** start INFORMATION SHOWN **

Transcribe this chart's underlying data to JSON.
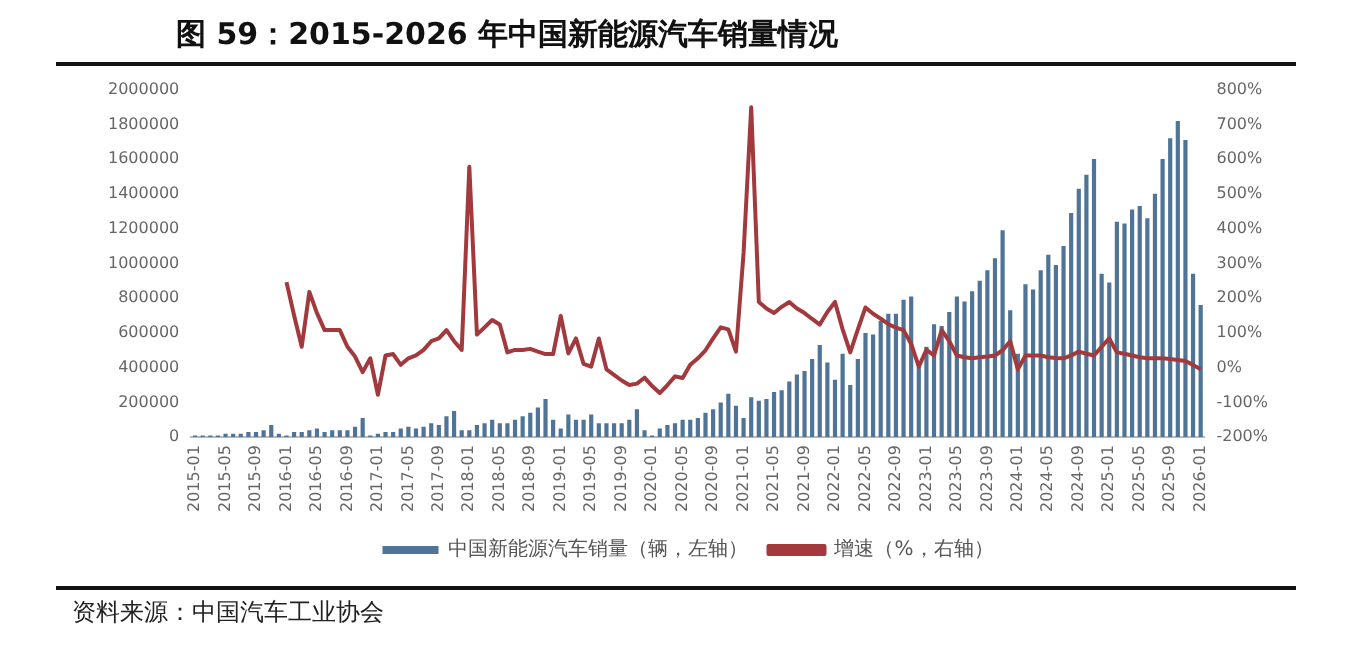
{
  "chart_data": {
    "type": "bar",
    "title": "图 59：2015-2026 年中国新能源汽车销量情况",
    "categories": [
      "2015-01",
      null,
      null,
      null,
      "2015-05",
      null,
      null,
      null,
      "2015-09",
      null,
      null,
      null,
      "2016-01",
      null,
      null,
      null,
      "2016-05",
      null,
      null,
      null,
      "2016-09",
      null,
      null,
      null,
      "2017-01",
      null,
      null,
      null,
      "2017-05",
      null,
      null,
      null,
      "2017-09",
      null,
      null,
      null,
      "2018-01",
      null,
      null,
      null,
      "2018-05",
      null,
      null,
      null,
      "2018-09",
      null,
      null,
      null,
      "2019-01",
      null,
      null,
      null,
      "2019-05",
      null,
      null,
      null,
      "2019-09",
      null,
      null,
      null,
      "2020-01",
      null,
      null,
      null,
      "2020-05",
      null,
      null,
      null,
      "2020-09",
      null,
      null,
      null,
      "2021-01",
      null,
      null,
      null,
      "2021-05",
      null,
      null,
      null,
      "2021-09",
      null,
      null,
      null,
      "2022-01",
      null,
      null,
      null,
      "2022-05",
      null,
      null,
      null,
      "2022-09",
      null,
      null,
      null,
      "2023-01",
      null,
      null,
      null,
      "2023-05",
      null,
      null,
      null,
      "2023-09",
      null,
      null,
      null,
      "2024-01",
      null,
      null,
      null,
      "2024-05",
      null,
      null,
      null,
      "2024-09",
      null,
      null,
      null,
      "2025-01",
      null,
      null,
      null,
      "2025-05",
      null,
      null,
      null,
      "2025-09",
      null,
      null,
      null,
      "2026-01"
    ],
    "series": [
      {
        "name": "中国新能源汽车销量（辆，左轴）",
        "color": "#4f7497",
        "values": [
          10000,
          10000,
          10000,
          10000,
          20000,
          20000,
          20000,
          30000,
          30000,
          40000,
          70000,
          20000,
          10000,
          30000,
          30000,
          40000,
          50000,
          30000,
          40000,
          40000,
          40000,
          60000,
          110000,
          10000,
          20000,
          30000,
          30000,
          50000,
          60000,
          50000,
          60000,
          80000,
          70000,
          120000,
          150000,
          40000,
          40000,
          70000,
          80000,
          100000,
          80000,
          80000,
          100000,
          120000,
          140000,
          170000,
          220000,
          100000,
          50000,
          130000,
          100000,
          100000,
          130000,
          80000,
          80000,
          80000,
          80000,
          100000,
          160000,
          40000,
          10000,
          50000,
          70000,
          80000,
          100000,
          100000,
          110000,
          140000,
          160000,
          200000,
          250000,
          180000,
          110000,
          230000,
          210000,
          220000,
          260000,
          270000,
          320000,
          360000,
          380000,
          450000,
          530000,
          430000,
          330000,
          480000,
          300000,
          450000,
          600000,
          590000,
          670000,
          710000,
          710000,
          790000,
          810000,
          410000,
          520000,
          650000,
          640000,
          720000,
          810000,
          780000,
          840000,
          900000,
          960000,
          1030000,
          1190000,
          730000,
          480000,
          880000,
          850000,
          960000,
          1050000,
          990000,
          1100000,
          1290000,
          1430000,
          1510000,
          1600000,
          940000,
          890000,
          1240000,
          1230000,
          1310000,
          1330000,
          1260000,
          1400000,
          1600000,
          1720000,
          1820000,
          1710000,
          940000,
          760000
        ]
      },
      {
        "name": "增速（%，右轴）",
        "type": "line",
        "axis": "y2",
        "color": "#a23a3d",
        "values": [
          null,
          null,
          null,
          null,
          null,
          null,
          null,
          null,
          null,
          null,
          null,
          null,
          246,
          150,
          60,
          218,
          157,
          108,
          108,
          108,
          60,
          32,
          -13,
          27,
          -78,
          35,
          39,
          8,
          27,
          35,
          51,
          76,
          84,
          108,
          76,
          51,
          578,
          95,
          116,
          137,
          124,
          44,
          51,
          51,
          54,
          46,
          39,
          39,
          149,
          41,
          84,
          11,
          3,
          84,
          -5,
          -21,
          -37,
          -50,
          -46,
          -29,
          -53,
          -73,
          -50,
          -25,
          -30,
          8,
          27,
          50,
          84,
          116,
          110,
          46,
          330,
          749,
          189,
          170,
          157,
          175,
          189,
          170,
          157,
          140,
          124,
          160,
          189,
          110,
          44,
          110,
          173,
          155,
          141,
          125,
          115,
          108,
          68,
          3,
          51,
          35,
          108,
          76,
          35,
          30,
          27,
          30,
          32,
          35,
          50,
          76,
          -5,
          35,
          35,
          35,
          30,
          28,
          27,
          35,
          46,
          40,
          35,
          60,
          84,
          44,
          40,
          35,
          30,
          27,
          27,
          27,
          25,
          22,
          19,
          8,
          -5
        ]
      }
    ],
    "ylim": [
      0,
      2000000
    ],
    "yticks": [
      0,
      200000,
      400000,
      600000,
      800000,
      1000000,
      1200000,
      1400000,
      1600000,
      1800000,
      2000000
    ],
    "y2lim": [
      -200,
      800
    ],
    "y2ticks": [
      {
        "value": -200,
        "label": "-200%"
      },
      {
        "value": -100,
        "label": "-100%"
      },
      {
        "value": 0,
        "label": "0%"
      },
      {
        "value": 100,
        "label": "100%"
      },
      {
        "value": 200,
        "label": "200%"
      },
      {
        "value": 300,
        "label": "300%"
      },
      {
        "value": 400,
        "label": "400%"
      },
      {
        "value": 500,
        "label": "500%"
      },
      {
        "value": 600,
        "label": "600%"
      },
      {
        "value": 700,
        "label": "700%"
      },
      {
        "value": 800,
        "label": "800%"
      }
    ],
    "marker": "none",
    "line_style": "solid",
    "grid": false,
    "legend": "bottom",
    "annotations": [
      "资料来源：中国汽车工业协会"
    ]
  }
}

** end INFORMATION SHOWN **

* [EXERCISE INSTRUCTIONS]: Pictures in the data above should not be copied; transcribe everything else exactly.

* [SOLUTION TO THIS EXERCISE]:
Transcribe this chart's underlying data to JSON.
{
  "chart_data": {
    "type": "bar",
    "title": "图 59：2015-2026 年中国新能源汽车销量情况",
    "categories": [
      "2015-01",
      null,
      null,
      null,
      "2015-05",
      null,
      null,
      null,
      "2015-09",
      null,
      null,
      null,
      "2016-01",
      null,
      null,
      null,
      "2016-05",
      null,
      null,
      null,
      "2016-09",
      null,
      null,
      null,
      "2017-01",
      null,
      null,
      null,
      "2017-05",
      null,
      null,
      null,
      "2017-09",
      null,
      null,
      null,
      "2018-01",
      null,
      null,
      null,
      "2018-05",
      null,
      null,
      null,
      "2018-09",
      null,
      null,
      null,
      "2019-01",
      null,
      null,
      null,
      "2019-05",
      null,
      null,
      null,
      "2019-09",
      null,
      null,
      null,
      "2020-01",
      null,
      null,
      null,
      "2020-05",
      null,
      null,
      null,
      "2020-09",
      null,
      null,
      null,
      "2021-01",
      null,
      null,
      null,
      "2021-05",
      null,
      null,
      null,
      "2021-09",
      null,
      null,
      null,
      "2022-01",
      null,
      null,
      null,
      "2022-05",
      null,
      null,
      null,
      "2022-09",
      null,
      null,
      null,
      "2023-01",
      null,
      null,
      null,
      "2023-05",
      null,
      null,
      null,
      "2023-09",
      null,
      null,
      null,
      "2024-01",
      null,
      null,
      null,
      "2024-05",
      null,
      null,
      null,
      "2024-09",
      null,
      null,
      null,
      "2025-01",
      null,
      null,
      null,
      "2025-05",
      null,
      null,
      null,
      "2025-09",
      null,
      null,
      null,
      "2026-01"
    ],
    "series": [
      {
        "name": "中国新能源汽车销量（辆，左轴）",
        "color": "#4f7497",
        "values": [
          10000,
          10000,
          10000,
          10000,
          20000,
          20000,
          20000,
          30000,
          30000,
          40000,
          70000,
          20000,
          10000,
          30000,
          30000,
          40000,
          50000,
          30000,
          40000,
          40000,
          40000,
          60000,
          110000,
          10000,
          20000,
          30000,
          30000,
          50000,
          60000,
          50000,
          60000,
          80000,
          70000,
          120000,
          150000,
          40000,
          40000,
          70000,
          80000,
          100000,
          80000,
          80000,
          100000,
          120000,
          140000,
          170000,
          220000,
          100000,
          50000,
          130000,
          100000,
          100000,
          130000,
          80000,
          80000,
          80000,
          80000,
          100000,
          160000,
          40000,
          10000,
          50000,
          70000,
          80000,
          100000,
          100000,
          110000,
          140000,
          160000,
          200000,
          250000,
          180000,
          110000,
          230000,
          210000,
          220000,
          260000,
          270000,
          320000,
          360000,
          380000,
          450000,
          530000,
          430000,
          330000,
          480000,
          300000,
          450000,
          600000,
          590000,
          670000,
          710000,
          710000,
          790000,
          810000,
          410000,
          520000,
          650000,
          640000,
          720000,
          810000,
          780000,
          840000,
          900000,
          960000,
          1030000,
          1190000,
          730000,
          480000,
          880000,
          850000,
          960000,
          1050000,
          990000,
          1100000,
          1290000,
          1430000,
          1510000,
          1600000,
          940000,
          890000,
          1240000,
          1230000,
          1310000,
          1330000,
          1260000,
          1400000,
          1600000,
          1720000,
          1820000,
          1710000,
          940000,
          760000
        ]
      },
      {
        "name": "增速（%，右轴）",
        "type": "line",
        "axis": "y2",
        "color": "#a23a3d",
        "values": [
          null,
          null,
          null,
          null,
          null,
          null,
          null,
          null,
          null,
          null,
          null,
          null,
          246,
          150,
          60,
          218,
          157,
          108,
          108,
          108,
          60,
          32,
          -13,
          27,
          -78,
          35,
          39,
          8,
          27,
          35,
          51,
          76,
          84,
          108,
          76,
          51,
          578,
          95,
          116,
          137,
          124,
          44,
          51,
          51,
          54,
          46,
          39,
          39,
          149,
          41,
          84,
          11,
          3,
          84,
          -5,
          -21,
          -37,
          -50,
          -46,
          -29,
          -53,
          -73,
          -50,
          -25,
          -30,
          8,
          27,
          50,
          84,
          116,
          110,
          46,
          330,
          749,
          189,
          170,
          157,
          175,
          189,
          170,
          157,
          140,
          124,
          160,
          189,
          110,
          44,
          110,
          173,
          155,
          141,
          125,
          115,
          108,
          68,
          3,
          51,
          35,
          108,
          76,
          35,
          30,
          27,
          30,
          32,
          35,
          50,
          76,
          -5,
          35,
          35,
          35,
          30,
          28,
          27,
          35,
          46,
          40,
          35,
          60,
          84,
          44,
          40,
          35,
          30,
          27,
          27,
          27,
          25,
          22,
          19,
          8,
          -5
        ]
      }
    ],
    "ylim": [
      0,
      2000000
    ],
    "yticks": [
      0,
      200000,
      400000,
      600000,
      800000,
      1000000,
      1200000,
      1400000,
      1600000,
      1800000,
      2000000
    ],
    "y2lim": [
      -200,
      800
    ],
    "y2ticks": [
      {
        "value": -200,
        "label": "-200%"
      },
      {
        "value": -100,
        "label": "-100%"
      },
      {
        "value": 0,
        "label": "0%"
      },
      {
        "value": 100,
        "label": "100%"
      },
      {
        "value": 200,
        "label": "200%"
      },
      {
        "value": 300,
        "label": "300%"
      },
      {
        "value": 400,
        "label": "400%"
      },
      {
        "value": 500,
        "label": "500%"
      },
      {
        "value": 600,
        "label": "600%"
      },
      {
        "value": 700,
        "label": "700%"
      },
      {
        "value": 800,
        "label": "800%"
      }
    ],
    "marker": "none",
    "line_style": "solid",
    "grid": false,
    "legend": "bottom",
    "annotations": [
      "资料来源：中国汽车工业协会"
    ]
  }
}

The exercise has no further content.